═════ MATERIAL FOR THE TASK

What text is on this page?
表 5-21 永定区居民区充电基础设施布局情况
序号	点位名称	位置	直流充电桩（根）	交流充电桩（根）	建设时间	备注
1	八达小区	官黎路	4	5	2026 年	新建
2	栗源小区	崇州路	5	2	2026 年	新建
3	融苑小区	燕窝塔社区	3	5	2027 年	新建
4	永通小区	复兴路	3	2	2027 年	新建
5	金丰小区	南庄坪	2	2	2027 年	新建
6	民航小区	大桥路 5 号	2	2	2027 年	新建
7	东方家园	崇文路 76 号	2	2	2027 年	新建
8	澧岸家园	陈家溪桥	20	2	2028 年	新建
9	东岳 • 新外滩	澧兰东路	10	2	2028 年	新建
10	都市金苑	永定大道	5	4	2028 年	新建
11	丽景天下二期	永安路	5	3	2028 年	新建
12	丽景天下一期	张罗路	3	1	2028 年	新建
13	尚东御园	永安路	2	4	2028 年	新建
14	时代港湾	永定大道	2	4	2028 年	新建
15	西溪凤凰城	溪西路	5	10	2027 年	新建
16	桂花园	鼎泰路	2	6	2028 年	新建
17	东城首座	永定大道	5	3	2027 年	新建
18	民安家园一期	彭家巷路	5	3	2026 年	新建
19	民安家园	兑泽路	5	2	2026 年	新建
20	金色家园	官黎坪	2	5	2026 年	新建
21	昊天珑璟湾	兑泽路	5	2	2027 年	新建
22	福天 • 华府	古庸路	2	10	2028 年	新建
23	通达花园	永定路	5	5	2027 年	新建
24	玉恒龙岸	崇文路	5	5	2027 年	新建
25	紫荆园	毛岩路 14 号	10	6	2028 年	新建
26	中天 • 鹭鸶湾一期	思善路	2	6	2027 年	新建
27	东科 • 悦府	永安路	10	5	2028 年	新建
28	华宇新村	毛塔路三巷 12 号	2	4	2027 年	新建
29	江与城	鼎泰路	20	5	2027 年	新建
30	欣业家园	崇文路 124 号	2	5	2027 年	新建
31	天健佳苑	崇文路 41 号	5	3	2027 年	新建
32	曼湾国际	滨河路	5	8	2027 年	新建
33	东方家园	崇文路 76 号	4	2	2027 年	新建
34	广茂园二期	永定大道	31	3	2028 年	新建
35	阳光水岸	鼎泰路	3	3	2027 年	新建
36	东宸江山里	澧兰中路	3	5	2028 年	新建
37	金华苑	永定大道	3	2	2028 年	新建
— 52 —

══════════
═════ MATERIAL FOR THE TASK

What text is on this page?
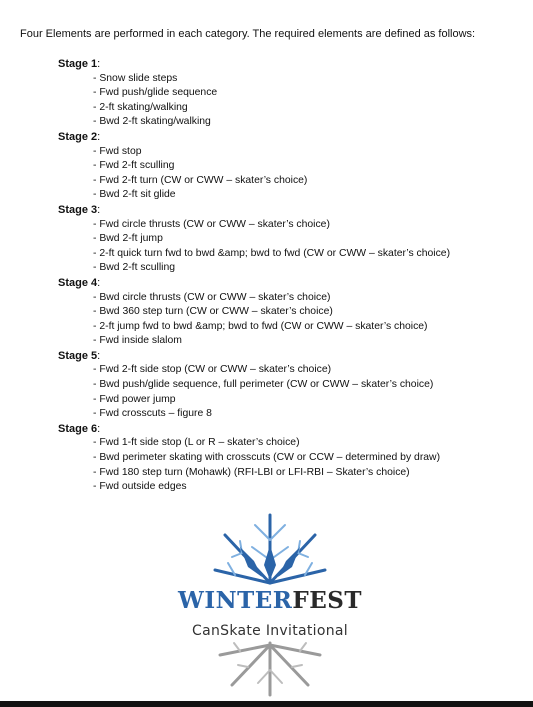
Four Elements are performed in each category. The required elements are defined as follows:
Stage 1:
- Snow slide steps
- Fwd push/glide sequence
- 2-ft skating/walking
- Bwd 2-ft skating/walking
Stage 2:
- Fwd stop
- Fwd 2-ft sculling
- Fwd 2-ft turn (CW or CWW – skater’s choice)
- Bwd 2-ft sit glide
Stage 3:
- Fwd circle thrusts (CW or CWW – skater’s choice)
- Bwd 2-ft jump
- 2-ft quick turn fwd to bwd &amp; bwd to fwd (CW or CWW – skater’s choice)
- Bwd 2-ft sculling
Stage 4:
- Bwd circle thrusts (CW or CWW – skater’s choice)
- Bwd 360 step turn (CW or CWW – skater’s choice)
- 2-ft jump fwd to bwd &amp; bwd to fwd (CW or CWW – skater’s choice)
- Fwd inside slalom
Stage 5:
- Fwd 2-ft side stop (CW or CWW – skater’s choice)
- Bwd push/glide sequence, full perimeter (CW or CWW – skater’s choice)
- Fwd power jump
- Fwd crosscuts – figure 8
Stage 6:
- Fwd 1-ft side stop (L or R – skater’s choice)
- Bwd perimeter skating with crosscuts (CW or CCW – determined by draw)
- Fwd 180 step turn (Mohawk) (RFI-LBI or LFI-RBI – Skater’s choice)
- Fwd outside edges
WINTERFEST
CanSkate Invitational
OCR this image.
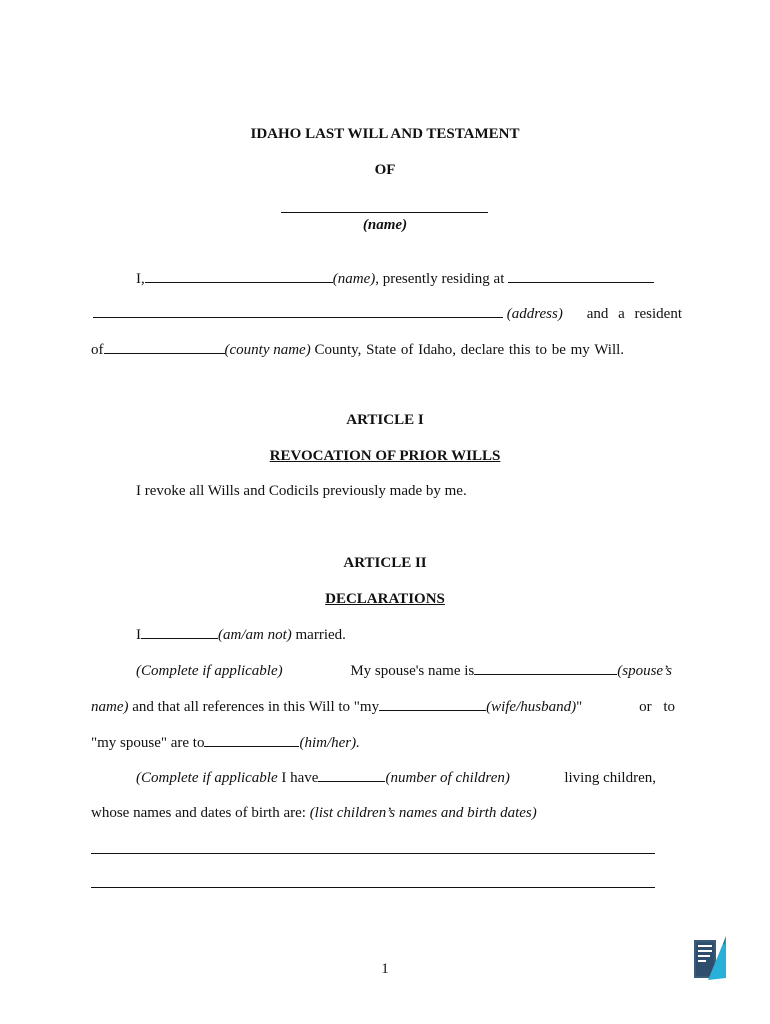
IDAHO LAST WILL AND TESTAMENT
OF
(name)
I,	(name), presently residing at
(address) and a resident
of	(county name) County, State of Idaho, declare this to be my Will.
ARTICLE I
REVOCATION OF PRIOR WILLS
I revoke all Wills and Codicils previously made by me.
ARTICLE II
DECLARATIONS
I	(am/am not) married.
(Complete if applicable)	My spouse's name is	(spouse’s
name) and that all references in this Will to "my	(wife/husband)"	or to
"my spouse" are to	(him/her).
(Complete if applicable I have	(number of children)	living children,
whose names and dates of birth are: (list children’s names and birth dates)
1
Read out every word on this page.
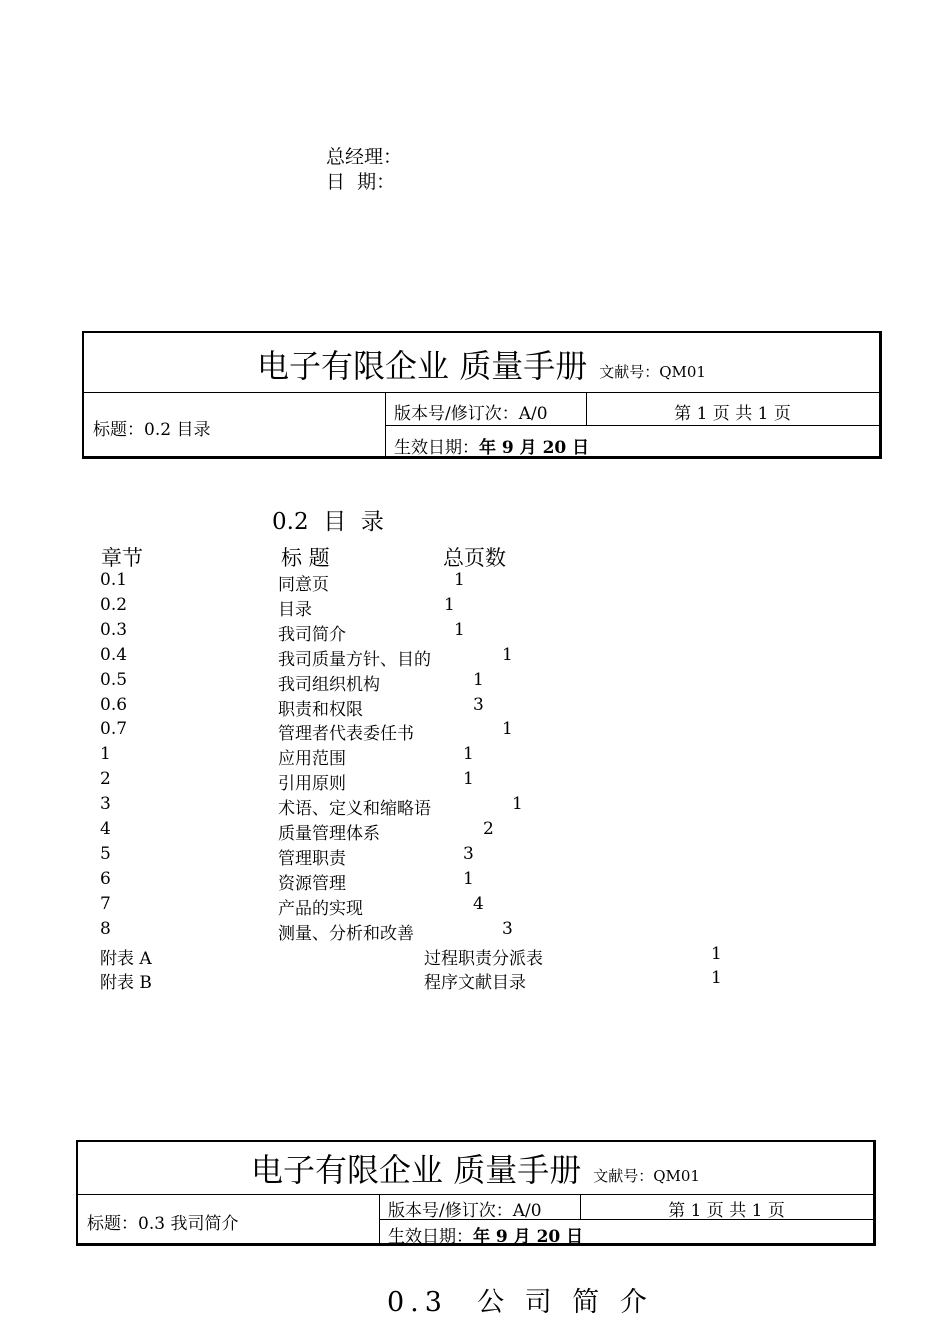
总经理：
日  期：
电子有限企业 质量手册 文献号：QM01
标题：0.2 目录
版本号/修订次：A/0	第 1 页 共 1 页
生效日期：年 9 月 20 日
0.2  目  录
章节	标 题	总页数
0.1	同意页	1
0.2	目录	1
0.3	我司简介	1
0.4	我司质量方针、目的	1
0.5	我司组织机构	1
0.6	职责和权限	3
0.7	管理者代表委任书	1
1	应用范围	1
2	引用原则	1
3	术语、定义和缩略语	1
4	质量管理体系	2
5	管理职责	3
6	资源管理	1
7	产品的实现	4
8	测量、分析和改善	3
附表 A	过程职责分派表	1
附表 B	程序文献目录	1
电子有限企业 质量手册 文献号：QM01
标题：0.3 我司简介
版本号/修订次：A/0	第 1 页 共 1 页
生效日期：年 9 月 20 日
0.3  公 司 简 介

══════════

Copy every line of the listing where the word "this" appears.

§ **FULL OUTPUT**
What text is on this page?
What text is on this page?
OCR this image.
of	(county name) County, State of Idaho, declare this to be my Will.
name) and that all references in this Will to "my	(wife/husband)"	or to
Read out every word on this page.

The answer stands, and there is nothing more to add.